AIM OF THE EXERCISE: Output the material beneath this task exactly, images excluded.

Items from a figure collection
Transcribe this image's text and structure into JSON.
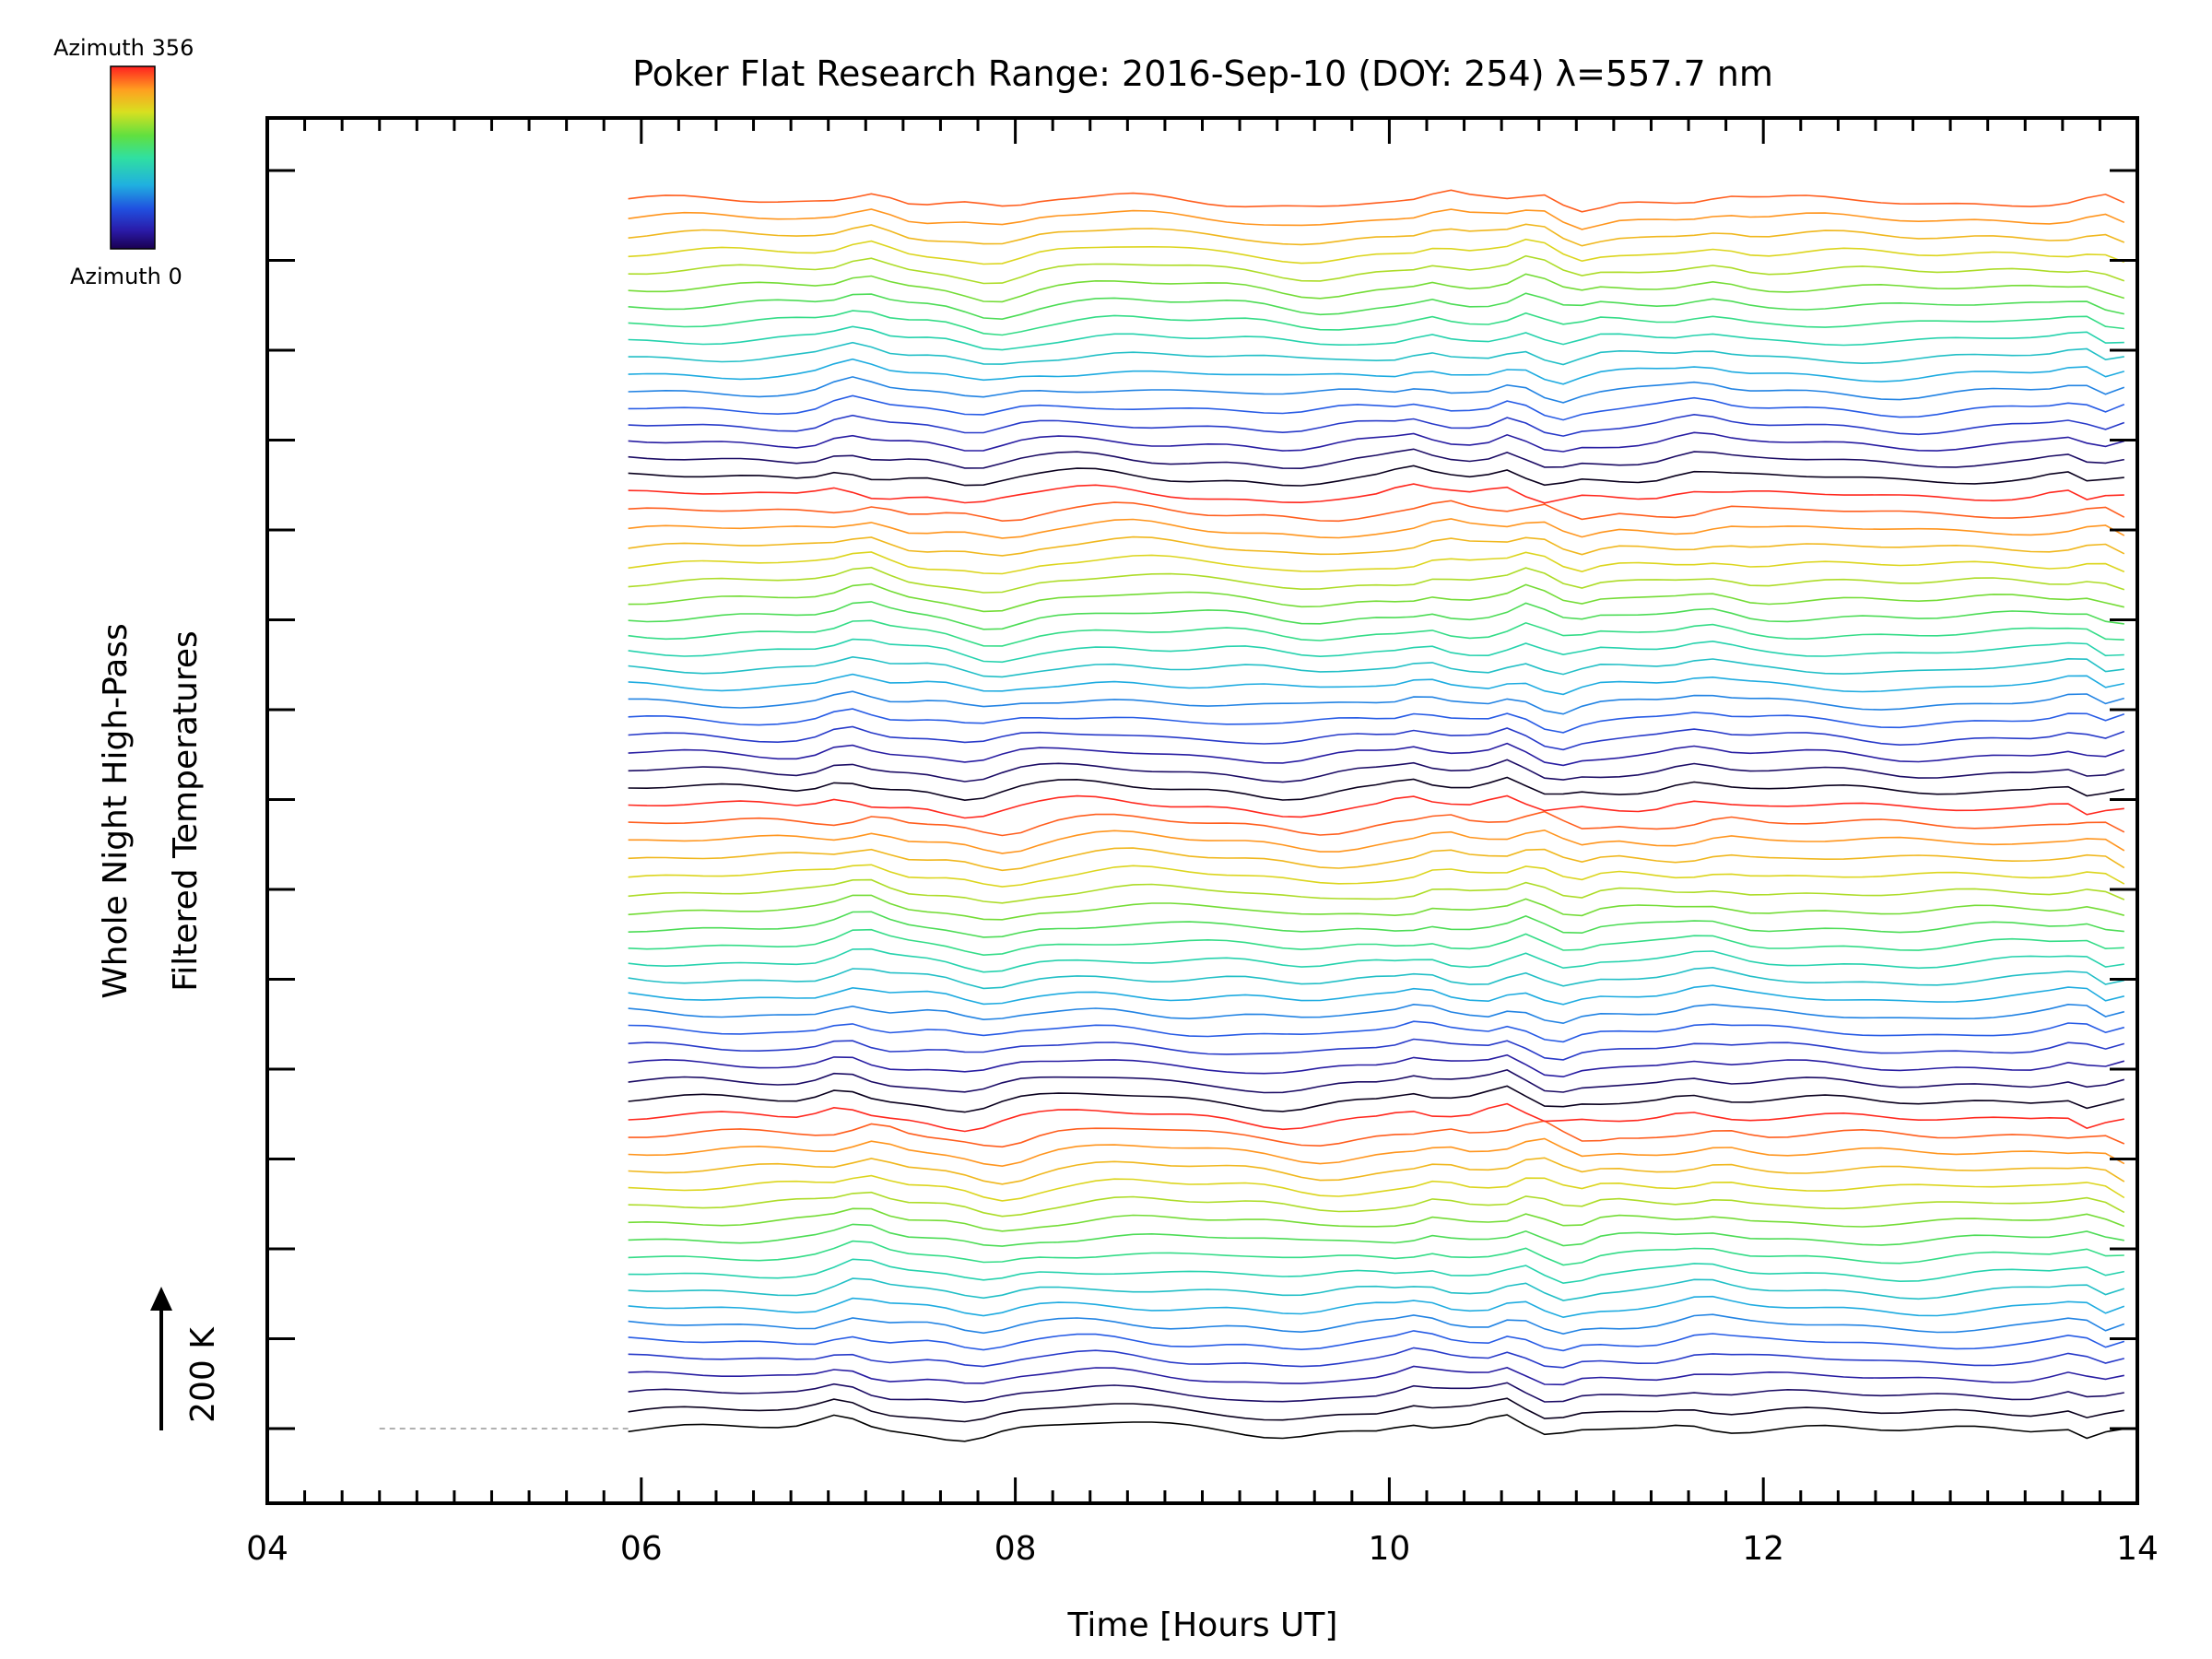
{
  "chart_data": {
    "type": "line",
    "title": "Poker Flat Research Range: 2016-Sep-10 (DOY: 254) λ=557.7 nm",
    "xlabel": "Time [Hours UT]",
    "ylabel_line1": "Whole Night High-Pass",
    "ylabel_line2": "Filtered Temperatures",
    "scale_label": "200 K",
    "xlim": [
      4,
      14
    ],
    "x_tick_labels": [
      "04",
      "06",
      "08",
      "10",
      "12",
      "14"
    ],
    "x_ticks": [
      4,
      6,
      8,
      10,
      12,
      14
    ],
    "data_start_hour": 5.93,
    "data_end_hour": 14.0,
    "sample_step_hours": 0.1,
    "stack_count": 72,
    "y_tick_count": 15,
    "colorbar": {
      "top_label": "Azimuth 356",
      "bottom_label": "Azimuth 0",
      "min_azimuth": 0,
      "max_azimuth": 356,
      "colormap": "rainbow"
    },
    "features": [
      {
        "hour": 7.05,
        "amplitude": 7,
        "width": 0.14
      },
      {
        "hour": 7.75,
        "amplitude": -6,
        "width": 0.18
      },
      {
        "hour": 8.4,
        "amplitude": 3,
        "width": 0.3
      },
      {
        "hour": 9.45,
        "amplitude": -4,
        "width": 0.25
      },
      {
        "hour": 10.1,
        "amplitude": 4,
        "width": 0.1
      },
      {
        "hour": 10.6,
        "amplitude": 6,
        "width": 0.09
      },
      {
        "hour": 10.85,
        "amplitude": -5,
        "width": 0.1
      },
      {
        "hour": 11.6,
        "amplitude": 4,
        "width": 0.15
      },
      {
        "hour": 12.7,
        "amplitude": -2,
        "width": 0.3
      },
      {
        "hour": 13.6,
        "amplitude": 3,
        "width": 0.12
      },
      {
        "hour": 13.75,
        "amplitude": -5,
        "width": 0.06
      }
    ]
  }
}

EXERCISE SOLUTION:
Transcribe this image's text and structure into JSON.
{
  "chart_data": {
    "type": "line",
    "title": "Poker Flat Research Range: 2016-Sep-10 (DOY: 254) λ=557.7 nm",
    "xlabel": "Time [Hours UT]",
    "ylabel_line1": "Whole Night High-Pass",
    "ylabel_line2": "Filtered Temperatures",
    "scale_label": "200 K",
    "xlim": [
      4,
      14
    ],
    "x_tick_labels": [
      "04",
      "06",
      "08",
      "10",
      "12",
      "14"
    ],
    "x_ticks": [
      4,
      6,
      8,
      10,
      12,
      14
    ],
    "data_start_hour": 5.93,
    "data_end_hour": 14.0,
    "sample_step_hours": 0.1,
    "stack_count": 72,
    "y_tick_count": 15,
    "colorbar": {
      "top_label": "Azimuth 356",
      "bottom_label": "Azimuth 0",
      "min_azimuth": 0,
      "max_azimuth": 356,
      "colormap": "rainbow"
    },
    "features": [
      {
        "hour": 7.05,
        "amplitude": 7,
        "width": 0.14
      },
      {
        "hour": 7.75,
        "amplitude": -6,
        "width": 0.18
      },
      {
        "hour": 8.4,
        "amplitude": 3,
        "width": 0.3
      },
      {
        "hour": 9.45,
        "amplitude": -4,
        "width": 0.25
      },
      {
        "hour": 10.1,
        "amplitude": 4,
        "width": 0.1
      },
      {
        "hour": 10.6,
        "amplitude": 6,
        "width": 0.09
      },
      {
        "hour": 10.85,
        "amplitude": -5,
        "width": 0.1
      },
      {
        "hour": 11.6,
        "amplitude": 4,
        "width": 0.15
      },
      {
        "hour": 12.7,
        "amplitude": -2,
        "width": 0.3
      },
      {
        "hour": 13.6,
        "amplitude": 3,
        "width": 0.12
      },
      {
        "hour": 13.75,
        "amplitude": -5,
        "width": 0.06
      }
    ]
  }
}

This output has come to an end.